## DATASET EXCERPTS
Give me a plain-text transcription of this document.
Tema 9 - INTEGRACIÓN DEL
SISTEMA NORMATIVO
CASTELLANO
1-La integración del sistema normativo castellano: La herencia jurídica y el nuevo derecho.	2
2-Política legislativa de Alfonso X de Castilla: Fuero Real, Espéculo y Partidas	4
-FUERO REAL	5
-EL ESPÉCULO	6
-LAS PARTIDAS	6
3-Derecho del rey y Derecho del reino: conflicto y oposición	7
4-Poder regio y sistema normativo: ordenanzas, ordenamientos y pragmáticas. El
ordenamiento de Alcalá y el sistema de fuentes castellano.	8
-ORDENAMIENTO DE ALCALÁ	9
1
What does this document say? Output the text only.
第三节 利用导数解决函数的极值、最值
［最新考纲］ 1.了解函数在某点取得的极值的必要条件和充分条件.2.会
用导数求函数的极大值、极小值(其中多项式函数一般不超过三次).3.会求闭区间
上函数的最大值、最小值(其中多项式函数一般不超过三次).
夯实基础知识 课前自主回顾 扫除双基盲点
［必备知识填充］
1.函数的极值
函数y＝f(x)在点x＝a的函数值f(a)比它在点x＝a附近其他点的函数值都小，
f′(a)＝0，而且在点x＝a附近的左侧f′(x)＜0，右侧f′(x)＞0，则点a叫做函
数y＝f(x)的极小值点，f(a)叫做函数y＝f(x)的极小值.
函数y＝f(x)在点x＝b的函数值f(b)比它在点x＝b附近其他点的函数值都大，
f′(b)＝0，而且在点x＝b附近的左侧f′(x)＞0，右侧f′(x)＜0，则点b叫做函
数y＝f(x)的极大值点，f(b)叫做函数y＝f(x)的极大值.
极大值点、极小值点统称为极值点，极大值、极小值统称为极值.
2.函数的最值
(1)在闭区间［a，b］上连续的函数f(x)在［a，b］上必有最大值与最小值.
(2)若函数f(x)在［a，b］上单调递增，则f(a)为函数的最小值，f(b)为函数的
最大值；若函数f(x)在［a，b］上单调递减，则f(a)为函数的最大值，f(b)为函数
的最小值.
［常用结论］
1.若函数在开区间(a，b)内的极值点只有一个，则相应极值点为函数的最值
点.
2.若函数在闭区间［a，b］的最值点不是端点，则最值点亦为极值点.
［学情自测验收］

## SHORT EXERCISE
Reproduce the data shown above exactly.

## OUTPUT OF THE EXERCISE
Give me a plain-text transcription of this document.
Tema 9 - INTEGRACIÓN DEL
SISTEMA NORMATIVO
CASTELLANO
1-La integración del sistema normativo castellano: La herencia jurídica y el nuevo derecho.	2
2-Política legislativa de Alfonso X de Castilla: Fuero Real, Espéculo y Partidas	4
-FUERO REAL	5
-EL ESPÉCULO	6
-LAS PARTIDAS	6
3-Derecho del rey y Derecho del reino: conflicto y oposición	7
4-Poder regio y sistema normativo: ordenanzas, ordenamientos y pragmáticas. El
ordenamiento de Alcalá y el sistema de fuentes castellano.	8
-ORDENAMIENTO DE ALCALÁ	9
1
What does this document say? Output the text only.
第三节 利用导数解决函数的极值、最值
［最新考纲］ 1.了解函数在某点取得的极值的必要条件和充分条件.2.会
用导数求函数的极大值、极小值(其中多项式函数一般不超过三次).3.会求闭区间
上函数的最大值、最小值(其中多项式函数一般不超过三次).
夯实基础知识 课前自主回顾 扫除双基盲点
［必备知识填充］
1.函数的极值
函数y＝f(x)在点x＝a的函数值f(a)比它在点x＝a附近其他点的函数值都小，
f′(a)＝0，而且在点x＝a附近的左侧f′(x)＜0，右侧f′(x)＞0，则点a叫做函
数y＝f(x)的极小值点，f(a)叫做函数y＝f(x)的极小值.
函数y＝f(x)在点x＝b的函数值f(b)比它在点x＝b附近其他点的函数值都大，
f′(b)＝0，而且在点x＝b附近的左侧f′(x)＞0，右侧f′(x)＜0，则点b叫做函
数y＝f(x)的极大值点，f(b)叫做函数y＝f(x)的极大值.
极大值点、极小值点统称为极值点，极大值、极小值统称为极值.
2.函数的最值
(1)在闭区间［a，b］上连续的函数f(x)在［a，b］上必有最大值与最小值.
(2)若函数f(x)在［a，b］上单调递增，则f(a)为函数的最小值，f(b)为函数的
最大值；若函数f(x)在［a，b］上单调递减，则f(a)为函数的最大值，f(b)为函数
的最小值.
［常用结论］
1.若函数在开区间(a，b)内的极值点只有一个，则相应极值点为函数的最值
点.
2.若函数在闭区间［a，b］的最值点不是端点，则最值点亦为极值点.
［学情自测验收］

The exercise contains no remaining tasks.